▶ **What to produce**: Find the lines holding "this" and copy them.

▶ **Stored data**:
= = = = = = =
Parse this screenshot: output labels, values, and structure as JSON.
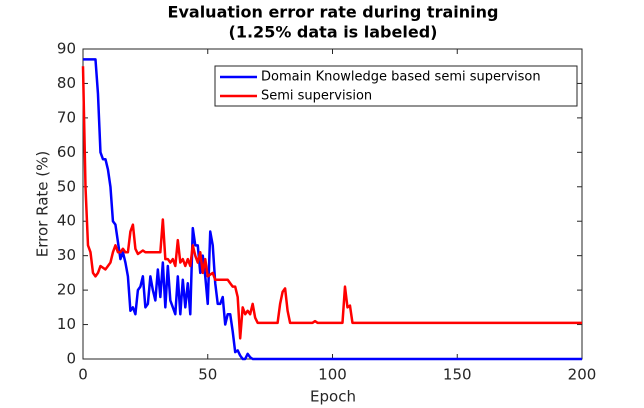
{
  "chart_data": {
    "type": "line",
    "title": [
      "Evaluation error rate during training",
      "(1.25% data is labeled)"
    ],
    "xlabel": "Epoch",
    "ylabel": "Error Rate (%)",
    "xlim": [
      0,
      200
    ],
    "ylim": [
      0,
      90
    ],
    "xticks": [
      0,
      50,
      100,
      150,
      200
    ],
    "yticks": [
      0,
      10,
      20,
      30,
      40,
      50,
      60,
      70,
      80,
      90
    ],
    "grid": false,
    "legend": "upper right",
    "series": [
      {
        "name": "Domain Knowledge based semi supervison",
        "color": "#0000ff",
        "x": [
          0,
          5,
          6,
          7,
          8,
          9,
          10,
          11,
          12,
          13,
          14,
          15,
          16,
          17,
          18,
          19,
          20,
          21,
          22,
          23,
          24,
          25,
          26,
          27,
          28,
          29,
          30,
          31,
          32,
          33,
          34,
          35,
          36,
          37,
          38,
          39,
          40,
          41,
          42,
          43,
          44,
          45,
          46,
          47,
          48,
          49,
          50,
          51,
          52,
          53,
          54,
          55,
          56,
          57,
          58,
          59,
          60,
          61,
          62,
          63,
          64,
          65,
          66,
          67,
          68,
          200
        ],
        "values": [
          87,
          87,
          77,
          60,
          58,
          58,
          55,
          50,
          40,
          39,
          34,
          29,
          31,
          28,
          24,
          14,
          15,
          13,
          20,
          21,
          24,
          15,
          16,
          24,
          20,
          17,
          26,
          18,
          28,
          15,
          27,
          17,
          15,
          13,
          24,
          13,
          23,
          15,
          22,
          13,
          38,
          33,
          33,
          25,
          30,
          24,
          16,
          37,
          33,
          22,
          16,
          16,
          18,
          10,
          13,
          13,
          8,
          2,
          2.5,
          1,
          0,
          0,
          1.5,
          0.5,
          0,
          0
        ]
      },
      {
        "name": "Semi supervision",
        "color": "#ff0000",
        "x": [
          0,
          1,
          2,
          3,
          4,
          5,
          6,
          7,
          8,
          9,
          10,
          11,
          12,
          13,
          14,
          15,
          16,
          17,
          18,
          19,
          20,
          21,
          22,
          23,
          24,
          25,
          30,
          31,
          32,
          33,
          34,
          35,
          36,
          37,
          38,
          39,
          40,
          41,
          42,
          43,
          44,
          45,
          46,
          47,
          48,
          49,
          50,
          52,
          53,
          58,
          59,
          60,
          61,
          62,
          63,
          64,
          65,
          66,
          67,
          68,
          69,
          70,
          78,
          79,
          80,
          81,
          82,
          83,
          92,
          93,
          94,
          104,
          105,
          106,
          107,
          108,
          200
        ],
        "values": [
          85,
          50,
          33,
          31,
          25,
          24,
          25,
          27,
          26.5,
          26,
          27,
          28,
          31,
          33,
          31,
          31,
          32,
          31,
          31,
          37,
          39,
          32,
          30.5,
          31,
          31.5,
          31,
          31,
          31,
          40.5,
          29,
          29,
          28,
          29,
          27,
          34.5,
          28,
          29,
          27,
          29,
          27,
          33,
          30,
          28,
          31,
          25,
          29,
          24,
          25,
          23,
          23,
          22,
          21,
          21,
          18,
          6,
          15,
          13,
          14,
          13,
          16,
          12,
          10.5,
          10.5,
          16,
          19.5,
          20.5,
          14,
          10.5,
          10.5,
          11,
          10.5,
          10.5,
          21,
          15,
          15.5,
          10.5,
          10.5
        ]
      }
    ]
  }
}
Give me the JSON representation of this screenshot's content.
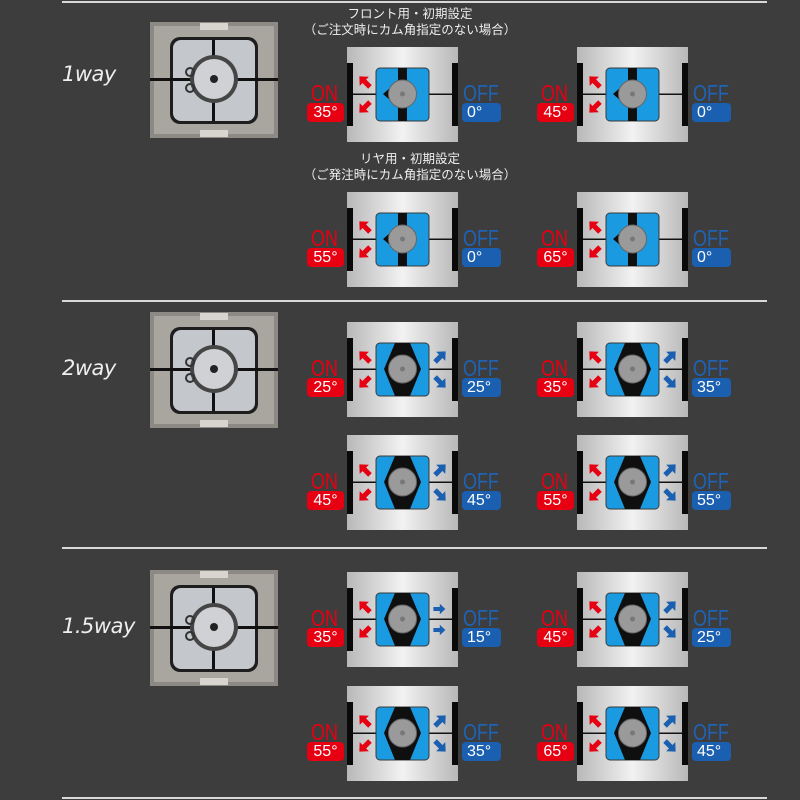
{
  "colors": {
    "on": "#e60012",
    "off": "#1a5fb0",
    "cam_block": "#1a9ae0",
    "background": "#3d3d3d"
  },
  "sections": [
    {
      "label": "1way",
      "rows": [
        {
          "subtitle": [
            "フロント用・初期設定",
            "（ご注文時にカム角指定のない場合）"
          ],
          "cards": [
            {
              "on_label": "ON",
              "on": "35°",
              "off_label": "OFF",
              "off": "0°",
              "off_arrows": "none"
            },
            {
              "on_label": "ON",
              "on": "45°",
              "off_label": "OFF",
              "off": "0°",
              "off_arrows": "none"
            }
          ]
        },
        {
          "subtitle": [
            "リヤ用・初期設定",
            "（ご発注時にカム角指定のない場合）"
          ],
          "cards": [
            {
              "on_label": "ON",
              "on": "55°",
              "off_label": "OFF",
              "off": "0°",
              "off_arrows": "none"
            },
            {
              "on_label": "ON",
              "on": "65°",
              "off_label": "OFF",
              "off": "0°",
              "off_arrows": "none"
            }
          ]
        }
      ]
    },
    {
      "label": "2way",
      "rows": [
        {
          "cards": [
            {
              "on_label": "ON",
              "on": "25°",
              "off_label": "OFF",
              "off": "25°",
              "off_arrows": "diagonal"
            },
            {
              "on_label": "ON",
              "on": "35°",
              "off_label": "OFF",
              "off": "35°",
              "off_arrows": "diagonal"
            }
          ]
        },
        {
          "cards": [
            {
              "on_label": "ON",
              "on": "45°",
              "off_label": "OFF",
              "off": "45°",
              "off_arrows": "diagonal"
            },
            {
              "on_label": "ON",
              "on": "55°",
              "off_label": "OFF",
              "off": "55°",
              "off_arrows": "diagonal"
            }
          ]
        }
      ]
    },
    {
      "label": "1.5way",
      "rows": [
        {
          "cards": [
            {
              "on_label": "ON",
              "on": "35°",
              "off_label": "OFF",
              "off": "15°",
              "off_arrows": "horizontal"
            },
            {
              "on_label": "ON",
              "on": "45°",
              "off_label": "OFF",
              "off": "25°",
              "off_arrows": "diagonal"
            }
          ]
        },
        {
          "cards": [
            {
              "on_label": "ON",
              "on": "55°",
              "off_label": "OFF",
              "off": "35°",
              "off_arrows": "diagonal"
            },
            {
              "on_label": "ON",
              "on": "65°",
              "off_label": "OFF",
              "off": "45°",
              "off_arrows": "diagonal"
            }
          ]
        }
      ]
    }
  ]
}
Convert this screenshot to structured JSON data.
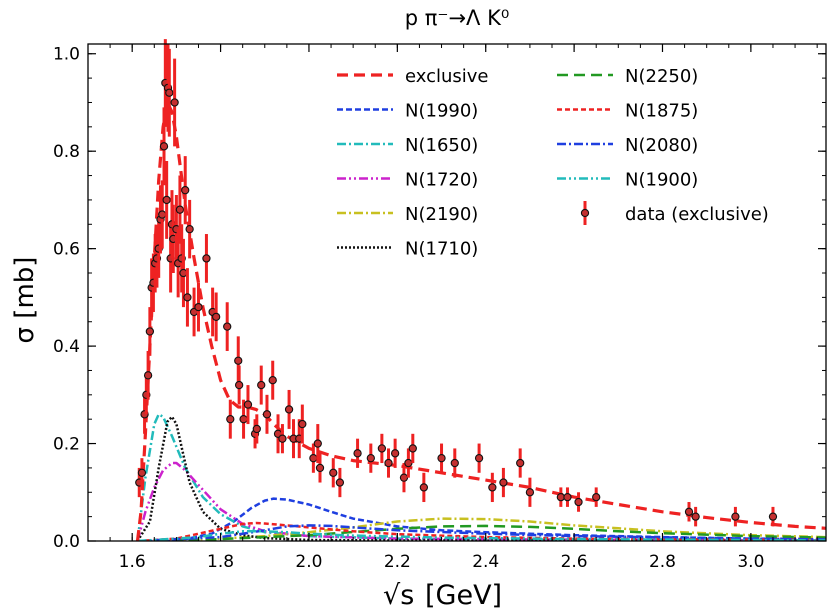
{
  "chart_data": {
    "type": "line",
    "title": "p π⁻→Λ K⁰",
    "xlabel_sqrt": "√s",
    "xlabel_unit": "[GeV]",
    "ylabel": "σ [mb]",
    "xlim": [
      1.5,
      3.17
    ],
    "ylim": [
      0.0,
      1.02
    ],
    "xticks": [
      1.6,
      1.8,
      2.0,
      2.2,
      2.4,
      2.6,
      2.8,
      3.0
    ],
    "xtick_labels": [
      "1.6",
      "1.8",
      "2.0",
      "2.2",
      "2.4",
      "2.6",
      "2.8",
      "3.0"
    ],
    "yticks": [
      0.0,
      0.2,
      0.4,
      0.6,
      0.8,
      1.0
    ],
    "ytick_labels": [
      "0.0",
      "0.2",
      "0.4",
      "0.6",
      "0.8",
      "1.0"
    ],
    "series": [
      {
        "name": "exclusive",
        "color": "#ee2222",
        "dash": "11,6",
        "width": 3.2,
        "x": [
          1.612,
          1.62,
          1.63,
          1.64,
          1.65,
          1.66,
          1.67,
          1.68,
          1.69,
          1.7,
          1.71,
          1.72,
          1.74,
          1.76,
          1.78,
          1.8,
          1.82,
          1.84,
          1.86,
          1.88,
          1.9,
          1.92,
          1.95,
          2.0,
          2.05,
          2.1,
          2.2,
          2.3,
          2.4,
          2.5,
          2.6,
          2.7,
          2.8,
          2.9,
          3.0,
          3.1,
          3.17
        ],
        "y": [
          0.0,
          0.06,
          0.22,
          0.4,
          0.58,
          0.74,
          0.85,
          0.9,
          0.88,
          0.83,
          0.76,
          0.69,
          0.58,
          0.48,
          0.4,
          0.33,
          0.29,
          0.275,
          0.275,
          0.27,
          0.26,
          0.24,
          0.215,
          0.19,
          0.175,
          0.165,
          0.155,
          0.14,
          0.125,
          0.11,
          0.09,
          0.075,
          0.06,
          0.048,
          0.038,
          0.03,
          0.026
        ]
      },
      {
        "name": "N(1990)",
        "color": "#1f3fe0",
        "dash": "6,3",
        "width": 2.5,
        "x": [
          1.612,
          1.7,
          1.78,
          1.83,
          1.87,
          1.9,
          1.92,
          1.95,
          2.0,
          2.05,
          2.1,
          2.2,
          2.3,
          2.4,
          2.5,
          2.6,
          2.8,
          3.0,
          3.17
        ],
        "y": [
          0.0,
          0.0,
          0.015,
          0.04,
          0.068,
          0.083,
          0.087,
          0.085,
          0.075,
          0.06,
          0.046,
          0.03,
          0.022,
          0.018,
          0.015,
          0.012,
          0.008,
          0.005,
          0.004
        ]
      },
      {
        "name": "N(1650)",
        "color": "#22bbbb",
        "dash": "9,3,2,3",
        "width": 2.5,
        "x": [
          1.612,
          1.63,
          1.65,
          1.66,
          1.67,
          1.69,
          1.72,
          1.76,
          1.8,
          1.85,
          1.9,
          2.0,
          2.2,
          2.5,
          3.17
        ],
        "y": [
          0.0,
          0.13,
          0.24,
          0.26,
          0.255,
          0.215,
          0.15,
          0.09,
          0.055,
          0.03,
          0.018,
          0.01,
          0.005,
          0.003,
          0.001
        ]
      },
      {
        "name": "N(1720)",
        "color": "#cc22cc",
        "dash": "9,3,2,3,2,3",
        "width": 2.5,
        "x": [
          1.612,
          1.63,
          1.65,
          1.67,
          1.69,
          1.7,
          1.72,
          1.75,
          1.8,
          1.85,
          1.9,
          2.0,
          2.2,
          2.5,
          3.17
        ],
        "y": [
          0.0,
          0.06,
          0.11,
          0.145,
          0.16,
          0.16,
          0.145,
          0.115,
          0.065,
          0.035,
          0.02,
          0.01,
          0.005,
          0.003,
          0.001
        ]
      },
      {
        "name": "N(2190)",
        "color": "#c8c020",
        "dash": "9,3,2,3",
        "width": 2.5,
        "x": [
          1.612,
          1.8,
          1.9,
          2.0,
          2.1,
          2.2,
          2.3,
          2.4,
          2.5,
          2.6,
          2.7,
          2.8,
          3.0,
          3.17
        ],
        "y": [
          0.0,
          0.005,
          0.01,
          0.018,
          0.028,
          0.04,
          0.046,
          0.045,
          0.04,
          0.032,
          0.026,
          0.02,
          0.012,
          0.008
        ]
      },
      {
        "name": "N(1710)",
        "color": "#111111",
        "dash": "2,2",
        "width": 2.5,
        "x": [
          1.612,
          1.64,
          1.66,
          1.68,
          1.69,
          1.7,
          1.71,
          1.73,
          1.76,
          1.8,
          1.85,
          1.9,
          2.0,
          2.2,
          3.17
        ],
        "y": [
          0.0,
          0.04,
          0.15,
          0.245,
          0.255,
          0.24,
          0.2,
          0.12,
          0.06,
          0.025,
          0.012,
          0.006,
          0.002,
          0.001,
          0.0
        ]
      },
      {
        "name": "N(2250)",
        "color": "#229922",
        "dash": "11,6",
        "width": 2.5,
        "x": [
          1.612,
          1.8,
          2.0,
          2.2,
          2.3,
          2.4,
          2.5,
          2.6,
          2.7,
          2.8,
          3.0,
          3.17
        ],
        "y": [
          0.0,
          0.004,
          0.012,
          0.025,
          0.03,
          0.031,
          0.029,
          0.025,
          0.02,
          0.016,
          0.01,
          0.007
        ]
      },
      {
        "name": "N(1875)",
        "color": "#ee2222",
        "dash": "5,3",
        "width": 2.5,
        "x": [
          1.612,
          1.7,
          1.75,
          1.8,
          1.85,
          1.88,
          1.9,
          1.95,
          2.0,
          2.1,
          2.2,
          2.4,
          2.6,
          3.17
        ],
        "y": [
          0.0,
          0.005,
          0.015,
          0.025,
          0.035,
          0.037,
          0.036,
          0.032,
          0.028,
          0.02,
          0.014,
          0.008,
          0.005,
          0.002
        ]
      },
      {
        "name": "N(2080)",
        "color": "#1f3fe0",
        "dash": "9,3,2,3",
        "width": 2.5,
        "x": [
          1.612,
          1.8,
          1.9,
          1.95,
          2.0,
          2.05,
          2.1,
          2.2,
          2.4,
          2.6,
          3.0,
          3.17
        ],
        "y": [
          0.0,
          0.008,
          0.022,
          0.03,
          0.032,
          0.031,
          0.028,
          0.022,
          0.015,
          0.01,
          0.005,
          0.003
        ]
      },
      {
        "name": "N(1900)",
        "color": "#22bbbb",
        "dash": "9,3,2,3,2,3",
        "width": 2.5,
        "x": [
          1.612,
          1.75,
          1.8,
          1.85,
          1.9,
          1.95,
          2.0,
          2.1,
          2.3,
          2.6,
          3.0,
          3.17
        ],
        "y": [
          0.0,
          0.008,
          0.015,
          0.02,
          0.02,
          0.018,
          0.015,
          0.011,
          0.007,
          0.004,
          0.002,
          0.001
        ]
      }
    ],
    "data_points": {
      "name": "data (exclusive)",
      "color": "#ee2222",
      "points": [
        [
          1.616,
          0.12,
          0.03
        ],
        [
          1.622,
          0.14,
          0.03
        ],
        [
          1.628,
          0.26,
          0.04
        ],
        [
          1.632,
          0.3,
          0.04
        ],
        [
          1.636,
          0.34,
          0.05
        ],
        [
          1.64,
          0.43,
          0.05
        ],
        [
          1.644,
          0.52,
          0.06
        ],
        [
          1.648,
          0.53,
          0.06
        ],
        [
          1.652,
          0.57,
          0.06
        ],
        [
          1.656,
          0.58,
          0.06
        ],
        [
          1.66,
          0.6,
          0.06
        ],
        [
          1.664,
          0.66,
          0.07
        ],
        [
          1.668,
          0.67,
          0.07
        ],
        [
          1.672,
          0.81,
          0.08
        ],
        [
          1.675,
          0.94,
          0.09
        ],
        [
          1.678,
          0.7,
          0.08
        ],
        [
          1.681,
          0.93,
          0.09
        ],
        [
          1.684,
          0.92,
          0.09
        ],
        [
          1.687,
          0.58,
          0.07
        ],
        [
          1.69,
          0.65,
          0.07
        ],
        [
          1.693,
          0.62,
          0.07
        ],
        [
          1.696,
          0.9,
          0.09
        ],
        [
          1.7,
          0.64,
          0.07
        ],
        [
          1.704,
          0.57,
          0.07
        ],
        [
          1.708,
          0.68,
          0.07
        ],
        [
          1.712,
          0.58,
          0.07
        ],
        [
          1.716,
          0.55,
          0.07
        ],
        [
          1.72,
          0.72,
          0.07
        ],
        [
          1.725,
          0.5,
          0.06
        ],
        [
          1.73,
          0.64,
          0.06
        ],
        [
          1.74,
          0.47,
          0.05
        ],
        [
          1.75,
          0.48,
          0.05
        ],
        [
          1.768,
          0.58,
          0.05
        ],
        [
          1.782,
          0.47,
          0.05
        ],
        [
          1.79,
          0.46,
          0.05
        ],
        [
          1.815,
          0.44,
          0.05
        ],
        [
          1.822,
          0.25,
          0.04
        ],
        [
          1.84,
          0.37,
          0.05
        ],
        [
          1.842,
          0.32,
          0.04
        ],
        [
          1.852,
          0.25,
          0.04
        ],
        [
          1.862,
          0.28,
          0.04
        ],
        [
          1.878,
          0.22,
          0.03
        ],
        [
          1.882,
          0.23,
          0.03
        ],
        [
          1.892,
          0.32,
          0.04
        ],
        [
          1.905,
          0.26,
          0.04
        ],
        [
          1.918,
          0.33,
          0.04
        ],
        [
          1.93,
          0.22,
          0.04
        ],
        [
          1.94,
          0.21,
          0.03
        ],
        [
          1.955,
          0.27,
          0.04
        ],
        [
          1.965,
          0.21,
          0.04
        ],
        [
          1.978,
          0.21,
          0.04
        ],
        [
          1.985,
          0.24,
          0.04
        ],
        [
          2.01,
          0.17,
          0.03
        ],
        [
          2.02,
          0.2,
          0.04
        ],
        [
          2.025,
          0.15,
          0.03
        ],
        [
          2.055,
          0.14,
          0.03
        ],
        [
          2.07,
          0.12,
          0.03
        ],
        [
          2.11,
          0.18,
          0.03
        ],
        [
          2.14,
          0.17,
          0.03
        ],
        [
          2.165,
          0.19,
          0.03
        ],
        [
          2.18,
          0.16,
          0.03
        ],
        [
          2.195,
          0.18,
          0.03
        ],
        [
          2.215,
          0.13,
          0.03
        ],
        [
          2.225,
          0.16,
          0.03
        ],
        [
          2.235,
          0.19,
          0.03
        ],
        [
          2.26,
          0.11,
          0.03
        ],
        [
          2.3,
          0.17,
          0.03
        ],
        [
          2.33,
          0.16,
          0.03
        ],
        [
          2.385,
          0.17,
          0.03
        ],
        [
          2.415,
          0.11,
          0.03
        ],
        [
          2.44,
          0.12,
          0.03
        ],
        [
          2.478,
          0.16,
          0.03
        ],
        [
          2.5,
          0.1,
          0.03
        ],
        [
          2.57,
          0.09,
          0.02
        ],
        [
          2.585,
          0.09,
          0.02
        ],
        [
          2.61,
          0.08,
          0.02
        ],
        [
          2.65,
          0.09,
          0.02
        ],
        [
          2.86,
          0.06,
          0.02
        ],
        [
          2.875,
          0.05,
          0.02
        ],
        [
          2.965,
          0.05,
          0.02
        ],
        [
          3.05,
          0.05,
          0.02
        ]
      ]
    },
    "legend": {
      "position": "top-right",
      "columns": [
        [
          "exclusive",
          "N(1990)",
          "N(1650)",
          "N(1720)",
          "N(2190)",
          "N(1710)"
        ],
        [
          "N(2250)",
          "N(1875)",
          "N(2080)",
          "N(1900)",
          "data (exclusive)"
        ]
      ]
    }
  }
}
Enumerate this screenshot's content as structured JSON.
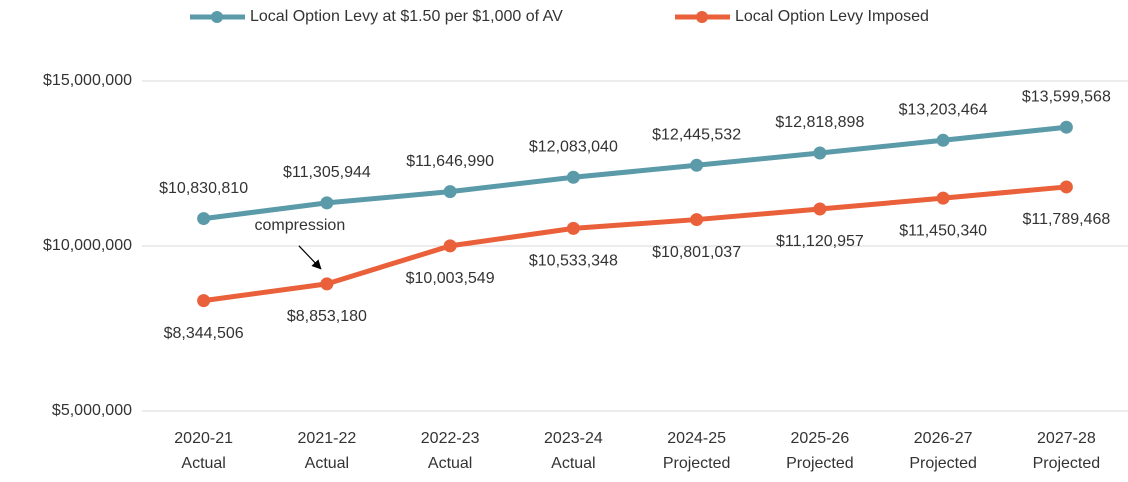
{
  "chart_data": {
    "type": "line",
    "categories": [
      [
        "2020-21",
        "Actual"
      ],
      [
        "2021-22",
        "Actual"
      ],
      [
        "2022-23",
        "Actual"
      ],
      [
        "2023-24",
        "Actual"
      ],
      [
        "2024-25",
        "Projected"
      ],
      [
        "2025-26",
        "Projected"
      ],
      [
        "2026-27",
        "Projected"
      ],
      [
        "2027-28",
        "Projected"
      ]
    ],
    "series": [
      {
        "name": "Local Option Levy at $1.50 per $1,000 of AV",
        "color": "#5b9aa9",
        "values": [
          10830810,
          11305944,
          11646990,
          12083040,
          12445532,
          12818898,
          13203464,
          13599568
        ],
        "value_labels": [
          "$10,830,810",
          "$11,305,944",
          "$11,646,990",
          "$12,083,040",
          "$12,445,532",
          "$12,818,898",
          "$13,203,464",
          "$13,599,568"
        ]
      },
      {
        "name": "Local Option Levy Imposed",
        "color": "#e9603a",
        "values": [
          8344506,
          8853180,
          10003549,
          10533348,
          10801037,
          11120957,
          11450340,
          11789468
        ],
        "value_labels": [
          "$8,344,506",
          "$8,853,180",
          "$10,003,549",
          "$10,533,348",
          "$10,801,037",
          "$11,120,957",
          "$11,450,340",
          "$11,789,468"
        ]
      }
    ],
    "ylim": [
      5000000,
      15000000
    ],
    "yticks": [
      {
        "value": 5000000,
        "label": "$5,000,000"
      },
      {
        "value": 10000000,
        "label": "$10,000,000"
      },
      {
        "value": 15000000,
        "label": "$15,000,000"
      }
    ],
    "grid": true,
    "legend": "top",
    "annotations": [
      {
        "text": "compression",
        "category": 1,
        "series": 1
      }
    ]
  }
}
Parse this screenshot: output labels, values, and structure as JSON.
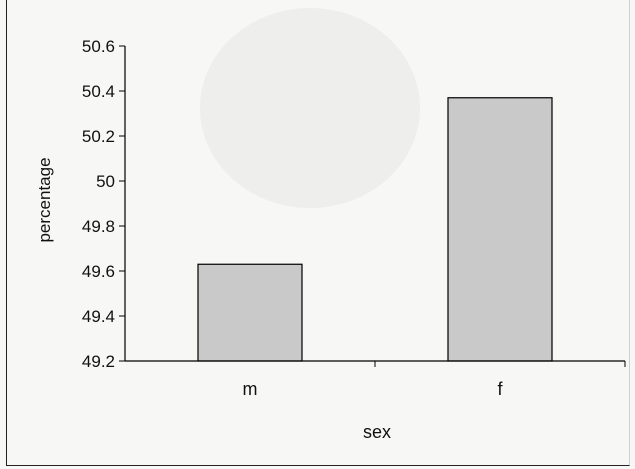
{
  "chart_data": {
    "type": "bar",
    "categories": [
      "m",
      "f"
    ],
    "values": [
      49.63,
      50.37
    ],
    "xlabel": "sex",
    "ylabel": "percentage",
    "ylim": [
      49.2,
      50.6
    ],
    "yticks": [
      "50.6",
      "50.4",
      "50.2",
      "50",
      "49.8",
      "49.6",
      "49.4",
      "49.2"
    ],
    "grid": false,
    "legend": "none",
    "bar_color": "#c9c9c9",
    "bar_border_color": "#000000"
  }
}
= = = = = = =
▶ **The output**:
Parse this screenshot: output labels, values, and structure as JSON.
Give me the JSON representation of this screenshot's content.
Convert this screenshot to structured JSON data.
Enumerate this screenshot's content as structured JSON.
Parse this screenshot: output labels, values, and structure as JSON.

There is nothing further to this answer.